— Goal of the exercise —
Rewrite the lines below as a Markdown table with two columns, "Row" and "Line". Number each row and skip any blank lines.

++++ Records for the task

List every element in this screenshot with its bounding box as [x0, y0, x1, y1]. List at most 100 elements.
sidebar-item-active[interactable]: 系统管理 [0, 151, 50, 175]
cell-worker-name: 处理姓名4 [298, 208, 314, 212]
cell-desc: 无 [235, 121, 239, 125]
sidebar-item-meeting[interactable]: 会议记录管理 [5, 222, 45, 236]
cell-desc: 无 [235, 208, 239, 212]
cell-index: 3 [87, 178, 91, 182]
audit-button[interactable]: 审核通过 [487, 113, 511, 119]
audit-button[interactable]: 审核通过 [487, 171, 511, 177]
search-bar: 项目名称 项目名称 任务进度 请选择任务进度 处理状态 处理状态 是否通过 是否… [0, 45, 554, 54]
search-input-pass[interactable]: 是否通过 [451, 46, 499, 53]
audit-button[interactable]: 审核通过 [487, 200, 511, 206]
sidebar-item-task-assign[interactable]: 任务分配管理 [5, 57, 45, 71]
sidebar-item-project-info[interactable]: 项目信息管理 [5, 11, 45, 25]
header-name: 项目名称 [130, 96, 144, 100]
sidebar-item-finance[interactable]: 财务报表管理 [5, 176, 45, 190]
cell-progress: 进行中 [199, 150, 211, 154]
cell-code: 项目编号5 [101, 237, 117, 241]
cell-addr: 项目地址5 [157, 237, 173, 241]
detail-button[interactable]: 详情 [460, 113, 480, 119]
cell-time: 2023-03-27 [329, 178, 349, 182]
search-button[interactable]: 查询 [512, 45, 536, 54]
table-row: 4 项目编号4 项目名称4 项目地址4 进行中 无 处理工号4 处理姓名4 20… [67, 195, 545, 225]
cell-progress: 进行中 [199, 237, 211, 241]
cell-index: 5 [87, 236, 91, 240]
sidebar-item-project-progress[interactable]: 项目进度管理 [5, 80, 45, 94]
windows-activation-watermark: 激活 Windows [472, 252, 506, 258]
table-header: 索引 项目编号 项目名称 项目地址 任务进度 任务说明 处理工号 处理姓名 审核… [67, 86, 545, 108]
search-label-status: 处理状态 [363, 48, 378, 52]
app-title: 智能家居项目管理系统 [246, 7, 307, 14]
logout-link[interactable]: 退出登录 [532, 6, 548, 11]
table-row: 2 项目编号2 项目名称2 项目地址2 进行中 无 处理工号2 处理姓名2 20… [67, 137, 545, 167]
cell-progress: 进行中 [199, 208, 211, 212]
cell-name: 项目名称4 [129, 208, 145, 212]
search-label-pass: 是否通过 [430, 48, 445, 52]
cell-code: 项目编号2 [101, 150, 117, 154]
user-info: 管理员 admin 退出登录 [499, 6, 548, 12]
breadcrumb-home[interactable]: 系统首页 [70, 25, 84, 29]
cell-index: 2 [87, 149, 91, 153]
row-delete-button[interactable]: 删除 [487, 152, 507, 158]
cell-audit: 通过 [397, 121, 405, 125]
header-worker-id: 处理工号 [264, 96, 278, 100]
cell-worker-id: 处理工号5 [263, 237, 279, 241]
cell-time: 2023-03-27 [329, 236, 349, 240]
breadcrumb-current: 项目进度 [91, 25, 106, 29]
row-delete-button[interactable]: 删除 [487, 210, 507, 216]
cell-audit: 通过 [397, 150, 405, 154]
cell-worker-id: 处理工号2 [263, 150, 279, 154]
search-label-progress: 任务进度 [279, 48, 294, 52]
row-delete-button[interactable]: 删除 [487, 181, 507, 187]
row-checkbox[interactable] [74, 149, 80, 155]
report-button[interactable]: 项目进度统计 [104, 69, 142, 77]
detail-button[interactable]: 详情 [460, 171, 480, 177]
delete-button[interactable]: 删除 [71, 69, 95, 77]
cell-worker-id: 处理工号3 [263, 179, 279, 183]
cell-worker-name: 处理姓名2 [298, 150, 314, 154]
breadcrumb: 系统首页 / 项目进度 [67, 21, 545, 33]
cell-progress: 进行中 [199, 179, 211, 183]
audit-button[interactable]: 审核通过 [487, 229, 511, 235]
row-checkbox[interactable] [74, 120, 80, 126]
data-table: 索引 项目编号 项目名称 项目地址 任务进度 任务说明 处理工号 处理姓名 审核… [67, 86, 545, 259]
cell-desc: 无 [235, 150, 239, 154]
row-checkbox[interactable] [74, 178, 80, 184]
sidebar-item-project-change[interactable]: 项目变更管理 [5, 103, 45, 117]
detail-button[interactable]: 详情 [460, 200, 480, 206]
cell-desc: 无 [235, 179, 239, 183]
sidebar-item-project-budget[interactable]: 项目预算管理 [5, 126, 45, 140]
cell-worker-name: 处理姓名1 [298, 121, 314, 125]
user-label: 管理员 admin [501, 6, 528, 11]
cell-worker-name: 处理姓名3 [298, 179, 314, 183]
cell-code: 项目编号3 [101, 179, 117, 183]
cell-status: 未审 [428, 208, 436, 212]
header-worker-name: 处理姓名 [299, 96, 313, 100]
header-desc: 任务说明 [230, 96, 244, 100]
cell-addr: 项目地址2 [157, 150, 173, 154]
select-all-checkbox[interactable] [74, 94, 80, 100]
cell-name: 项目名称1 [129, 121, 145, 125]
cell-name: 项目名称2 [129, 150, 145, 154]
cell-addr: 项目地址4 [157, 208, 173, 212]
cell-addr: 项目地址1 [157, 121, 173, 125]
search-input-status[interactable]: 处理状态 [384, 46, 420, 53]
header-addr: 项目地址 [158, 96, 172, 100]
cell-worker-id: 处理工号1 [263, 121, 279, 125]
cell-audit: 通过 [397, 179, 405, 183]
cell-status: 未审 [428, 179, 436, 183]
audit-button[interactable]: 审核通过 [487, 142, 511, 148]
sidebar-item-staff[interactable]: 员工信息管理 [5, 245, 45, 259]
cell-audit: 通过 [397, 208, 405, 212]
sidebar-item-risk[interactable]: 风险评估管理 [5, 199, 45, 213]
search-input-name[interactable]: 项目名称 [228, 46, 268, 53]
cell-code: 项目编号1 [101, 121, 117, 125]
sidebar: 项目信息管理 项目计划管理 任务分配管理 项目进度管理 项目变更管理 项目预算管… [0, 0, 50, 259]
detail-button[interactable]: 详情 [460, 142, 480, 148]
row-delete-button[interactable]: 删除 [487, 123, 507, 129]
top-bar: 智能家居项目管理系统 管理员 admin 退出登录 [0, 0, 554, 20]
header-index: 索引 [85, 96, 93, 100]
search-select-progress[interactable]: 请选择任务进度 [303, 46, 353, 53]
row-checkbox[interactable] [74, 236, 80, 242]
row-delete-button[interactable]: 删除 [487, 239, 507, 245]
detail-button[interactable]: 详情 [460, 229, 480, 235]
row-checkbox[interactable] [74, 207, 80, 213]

++++++++

— Solution —
| Row | Line |
|---|---|
| 1 | List every element in this screenshot with its bounding box as [x0, y0, x1, y1]. List at most 100 elements. |
| 2 | sidebar-item-active[interactable]: 系统管理 [0, 151, 50, 175] |
| 3 | cell-worker-name: 处理姓名4 [298, 208, 314, 212] |
| 4 | cell-desc: 无 [235, 121, 239, 125] |
| 5 | sidebar-item-meeting[interactable]: 会议记录管理 [5, 222, 45, 236] |
| 6 | cell-desc: 无 [235, 208, 239, 212] |
| 7 | cell-index: 3 [87, 178, 91, 182] |
| 8 | audit-button[interactable]: 审核通过 [487, 113, 511, 119] |
| 9 | audit-button[interactable]: 审核通过 [487, 171, 511, 177] |
| 10 | search-bar: 项目名称 项目名称 任务进度 请选择任务进度 处理状态 处理状态 是否通过 是否… [0, 45, 554, 54] |
| 11 | search-input-pass[interactable]: 是否通过 [451, 46, 499, 53] |
| 12 | audit-button[interactable]: 审核通过 [487, 200, 511, 206] |
| 13 | sidebar-item-task-assign[interactable]: 任务分配管理 [5, 57, 45, 71] |
| 14 | sidebar-item-project-info[interactable]: 项目信息管理 [5, 11, 45, 25] |
| 15 | header-name: 项目名称 [130, 96, 144, 100] |
| 16 | sidebar-item-finance[interactable]: 财务报表管理 [5, 176, 45, 190] |
| 17 | cell-progress: 进行中 [199, 150, 211, 154] |
| 18 | cell-code: 项目编号5 [101, 237, 117, 241] |
| 19 | cell-addr: 项目地址5 [157, 237, 173, 241] |
| 20 | detail-button[interactable]: 详情 [460, 113, 480, 119] |
| 21 | cell-time: 2023-03-27 [329, 178, 349, 182] |
| 22 | search-button[interactable]: 查询 [512, 45, 536, 54] |
| 23 | table-row: 4 项目编号4 项目名称4 项目地址4 进行中 无 处理工号4 处理姓名4 20… [67, 195, 545, 225] |
| 24 | cell-progress: 进行中 [199, 237, 211, 241] |
| 25 | cell-index: 5 [87, 236, 91, 240] |
| 26 | sidebar-item-project-progress[interactable]: 项目进度管理 [5, 80, 45, 94] |
| 27 | windows-activation-watermark: 激活 Windows [472, 252, 506, 258] |
| 28 | table-header: 索引 项目编号 项目名称 项目地址 任务进度 任务说明 处理工号 处理姓名 审核… [67, 86, 545, 108] |
| 29 | search-label-status: 处理状态 [363, 48, 378, 52] |
| 30 | app-title: 智能家居项目管理系统 [246, 7, 307, 14] |
| 31 | logout-link[interactable]: 退出登录 [532, 6, 548, 11] |
| 32 | table-row: 2 项目编号2 项目名称2 项目地址2 进行中 无 处理工号2 处理姓名2 20… [67, 137, 545, 167] |
| 33 | cell-progress: 进行中 [199, 208, 211, 212] |
| 34 | cell-name: 项目名称4 [129, 208, 145, 212] |
| 35 | search-label-pass: 是否通过 [430, 48, 445, 52] |
| 36 | cell-code: 项目编号2 [101, 150, 117, 154] |
| 37 | user-info: 管理员 admin 退出登录 [499, 6, 548, 12] |
| 38 | breadcrumb-home[interactable]: 系统首页 [70, 25, 84, 29] |
| 39 | cell-index: 2 [87, 149, 91, 153] |
| 40 | row-delete-button[interactable]: 删除 [487, 152, 507, 158] |
| 41 | cell-audit: 通过 [397, 121, 405, 125] |
| 42 | header-worker-id: 处理工号 [264, 96, 278, 100] |
| 43 | cell-worker-id: 处理工号5 [263, 237, 279, 241] |
| 44 | cell-time: 2023-03-27 [329, 236, 349, 240] |
| 45 | breadcrumb-current: 项目进度 [91, 25, 106, 29] |
| 46 | row-delete-button[interactable]: 删除 [487, 210, 507, 216] |
| 47 | cell-audit: 通过 [397, 150, 405, 154] |
| 48 | cell-worker-id: 处理工号2 [263, 150, 279, 154] |
| 49 | search-label-progress: 任务进度 [279, 48, 294, 52] |
| 50 | row-delete-button[interactable]: 删除 [487, 181, 507, 187] |
| 51 | row-checkbox[interactable] [74, 149, 80, 155] |
| 52 | report-button[interactable]: 项目进度统计 [104, 69, 142, 77] |
| 53 | detail-button[interactable]: 详情 [460, 171, 480, 177] |
| 54 | delete-button[interactable]: 删除 [71, 69, 95, 77] |
| 55 | cell-worker-id: 处理工号3 [263, 179, 279, 183] |
| 56 | cell-worker-name: 处理姓名2 [298, 150, 314, 154] |
| 57 | breadcrumb: 系统首页 / 项目进度 [67, 21, 545, 33] |
| 58 | cell-progress: 进行中 [199, 179, 211, 183] |
| 59 | audit-button[interactable]: 审核通过 [487, 229, 511, 235] |
| 60 | row-checkbox[interactable] [74, 120, 80, 126] |
| 61 | data-table: 索引 项目编号 项目名称 项目地址 任务进度 任务说明 处理工号 处理姓名 审核… [67, 86, 545, 259] |
| 62 | cell-desc: 无 [235, 150, 239, 154] |
| 63 | row-checkbox[interactable] [74, 178, 80, 184] |
| 64 | sidebar-item-project-change[interactable]: 项目变更管理 [5, 103, 45, 117] |
| 65 | detail-button[interactable]: 详情 [460, 200, 480, 206] |
| 66 | cell-desc: 无 [235, 179, 239, 183] |
| 67 | sidebar-item-project-budget[interactable]: 项目预算管理 [5, 126, 45, 140] |
| 68 | cell-worker-name: 处理姓名1 [298, 121, 314, 125] |
| 69 | user-label: 管理员 admin [501, 6, 528, 11] |
| 70 | cell-worker-name: 处理姓名3 [298, 179, 314, 183] |
| 71 | cell-code: 项目编号3 [101, 179, 117, 183] |
| 72 | cell-status: 未审 [428, 208, 436, 212] |
| 73 | header-worker-name: 处理姓名 [299, 96, 313, 100] |
| 74 | header-desc: 任务说明 [230, 96, 244, 100] |
| 75 | cell-addr: 项目地址2 [157, 150, 173, 154] |
| 76 | select-all-checkbox[interactable] [74, 94, 80, 100] |
| 77 | cell-name: 项目名称1 [129, 121, 145, 125] |
| 78 | cell-name: 项目名称2 [129, 150, 145, 154] |
| 79 | cell-addr: 项目地址4 [157, 208, 173, 212] |
| 80 | cell-addr: 项目地址1 [157, 121, 173, 125] |
| 81 | search-input-status[interactable]: 处理状态 [384, 46, 420, 53] |
| 82 | header-addr: 项目地址 [158, 96, 172, 100] |
| 83 | cell-worker-id: 处理工号1 [263, 121, 279, 125] |
| 84 | cell-audit: 通过 [397, 179, 405, 183] |
| 85 | cell-status: 未审 [428, 179, 436, 183] |
| 86 | audit-button[interactable]: 审核通过 [487, 142, 511, 148] |
| 87 | sidebar-item-staff[interactable]: 员工信息管理 [5, 245, 45, 259] |
| 88 | cell-audit: 通过 [397, 208, 405, 212] |
| 89 | sidebar-item-risk[interactable]: 风险评估管理 [5, 199, 45, 213] |
| 90 | search-input-name[interactable]: 项目名称 [228, 46, 268, 53] |
| 91 | cell-code: 项目编号1 [101, 121, 117, 125] |
| 92 | sidebar: 项目信息管理 项目计划管理 任务分配管理 项目进度管理 项目变更管理 项目预算管… [0, 0, 50, 259] |
| 93 | detail-button[interactable]: 详情 [460, 142, 480, 148] |
| 94 | row-delete-button[interactable]: 删除 [487, 123, 507, 129] |
| 95 | top-bar: 智能家居项目管理系统 管理员 admin 退出登录 [0, 0, 554, 20] |
| 96 | header-index: 索引 [85, 96, 93, 100] |
| 97 | search-select-progress[interactable]: 请选择任务进度 [303, 46, 353, 53] |
| 98 | row-checkbox[interactable] [74, 236, 80, 242] |
| 99 | row-delete-button[interactable]: 删除 [487, 239, 507, 245] |
| 100 | detail-button[interactable]: 详情 [460, 229, 480, 235] |
| 101 | row-checkbox[interactable] [74, 207, 80, 213] |